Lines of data

--- Begin ---

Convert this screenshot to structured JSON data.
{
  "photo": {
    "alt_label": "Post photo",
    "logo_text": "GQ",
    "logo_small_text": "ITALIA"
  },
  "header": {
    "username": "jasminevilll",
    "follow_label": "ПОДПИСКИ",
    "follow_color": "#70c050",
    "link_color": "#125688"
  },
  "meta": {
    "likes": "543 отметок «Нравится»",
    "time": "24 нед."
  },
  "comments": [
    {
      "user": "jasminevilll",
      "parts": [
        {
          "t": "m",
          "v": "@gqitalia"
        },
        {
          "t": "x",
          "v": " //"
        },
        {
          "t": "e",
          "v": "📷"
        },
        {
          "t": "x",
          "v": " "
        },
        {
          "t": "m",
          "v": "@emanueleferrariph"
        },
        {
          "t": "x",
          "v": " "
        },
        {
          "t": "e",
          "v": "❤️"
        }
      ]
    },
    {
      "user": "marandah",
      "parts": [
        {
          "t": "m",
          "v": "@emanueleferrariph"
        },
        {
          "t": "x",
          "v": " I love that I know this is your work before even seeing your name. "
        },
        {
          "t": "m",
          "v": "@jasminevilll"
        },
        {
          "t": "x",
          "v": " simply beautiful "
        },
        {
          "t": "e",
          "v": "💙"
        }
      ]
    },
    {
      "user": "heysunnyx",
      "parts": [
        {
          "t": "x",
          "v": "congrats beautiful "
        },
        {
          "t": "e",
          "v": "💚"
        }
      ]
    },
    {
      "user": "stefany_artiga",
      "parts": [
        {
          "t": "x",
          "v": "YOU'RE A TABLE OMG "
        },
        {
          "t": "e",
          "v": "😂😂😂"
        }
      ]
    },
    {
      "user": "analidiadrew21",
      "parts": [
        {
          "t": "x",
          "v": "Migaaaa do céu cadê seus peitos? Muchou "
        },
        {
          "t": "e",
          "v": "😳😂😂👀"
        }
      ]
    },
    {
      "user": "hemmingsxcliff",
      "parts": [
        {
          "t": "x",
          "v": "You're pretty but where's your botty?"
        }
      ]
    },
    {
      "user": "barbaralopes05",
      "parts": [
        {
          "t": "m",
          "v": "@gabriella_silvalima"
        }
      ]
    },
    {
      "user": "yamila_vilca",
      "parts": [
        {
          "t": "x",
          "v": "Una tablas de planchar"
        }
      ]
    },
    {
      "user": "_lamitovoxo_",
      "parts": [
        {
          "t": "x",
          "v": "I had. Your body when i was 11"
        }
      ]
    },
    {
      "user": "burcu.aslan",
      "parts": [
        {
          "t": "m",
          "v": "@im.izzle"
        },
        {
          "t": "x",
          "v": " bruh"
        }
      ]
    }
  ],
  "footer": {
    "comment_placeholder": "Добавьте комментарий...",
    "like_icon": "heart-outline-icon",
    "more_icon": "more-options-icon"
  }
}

--- End ---

The problem
All of the material above needs to be copied exactly.

Full answer
Convert this screenshot to structured JSON data.
{
  "photo": {
    "alt_label": "Post photo",
    "logo_text": "GQ",
    "logo_small_text": "ITALIA"
  },
  "header": {
    "username": "jasminevilll",
    "follow_label": "ПОДПИСКИ",
    "follow_color": "#70c050",
    "link_color": "#125688"
  },
  "meta": {
    "likes": "543 отметок «Нравится»",
    "time": "24 нед."
  },
  "comments": [
    {
      "user": "jasminevilll",
      "parts": [
        {
          "t": "m",
          "v": "@gqitalia"
        },
        {
          "t": "x",
          "v": " //"
        },
        {
          "t": "e",
          "v": "📷"
        },
        {
          "t": "x",
          "v": " "
        },
        {
          "t": "m",
          "v": "@emanueleferrariph"
        },
        {
          "t": "x",
          "v": " "
        },
        {
          "t": "e",
          "v": "❤️"
        }
      ]
    },
    {
      "user": "marandah",
      "parts": [
        {
          "t": "m",
          "v": "@emanueleferrariph"
        },
        {
          "t": "x",
          "v": " I love that I know this is your work before even seeing your name. "
        },
        {
          "t": "m",
          "v": "@jasminevilll"
        },
        {
          "t": "x",
          "v": " simply beautiful "
        },
        {
          "t": "e",
          "v": "💙"
        }
      ]
    },
    {
      "user": "heysunnyx",
      "parts": [
        {
          "t": "x",
          "v": "congrats beautiful "
        },
        {
          "t": "e",
          "v": "💚"
        }
      ]
    },
    {
      "user": "stefany_artiga",
      "parts": [
        {
          "t": "x",
          "v": "YOU'RE A TABLE OMG "
        },
        {
          "t": "e",
          "v": "😂😂😂"
        }
      ]
    },
    {
      "user": "analidiadrew21",
      "parts": [
        {
          "t": "x",
          "v": "Migaaaa do céu cadê seus peitos? Muchou "
        },
        {
          "t": "e",
          "v": "😳😂😂👀"
        }
      ]
    },
    {
      "user": "hemmingsxcliff",
      "parts": [
        {
          "t": "x",
          "v": "You're pretty but where's your botty?"
        }
      ]
    },
    {
      "user": "barbaralopes05",
      "parts": [
        {
          "t": "m",
          "v": "@gabriella_silvalima"
        }
      ]
    },
    {
      "user": "yamila_vilca",
      "parts": [
        {
          "t": "x",
          "v": "Una tablas de planchar"
        }
      ]
    },
    {
      "user": "_lamitovoxo_",
      "parts": [
        {
          "t": "x",
          "v": "I had. Your body when i was 11"
        }
      ]
    },
    {
      "user": "burcu.aslan",
      "parts": [
        {
          "t": "m",
          "v": "@im.izzle"
        },
        {
          "t": "x",
          "v": " bruh"
        }
      ]
    }
  ],
  "footer": {
    "comment_placeholder": "Добавьте комментарий...",
    "like_icon": "heart-outline-icon",
    "more_icon": "more-options-icon"
  }
}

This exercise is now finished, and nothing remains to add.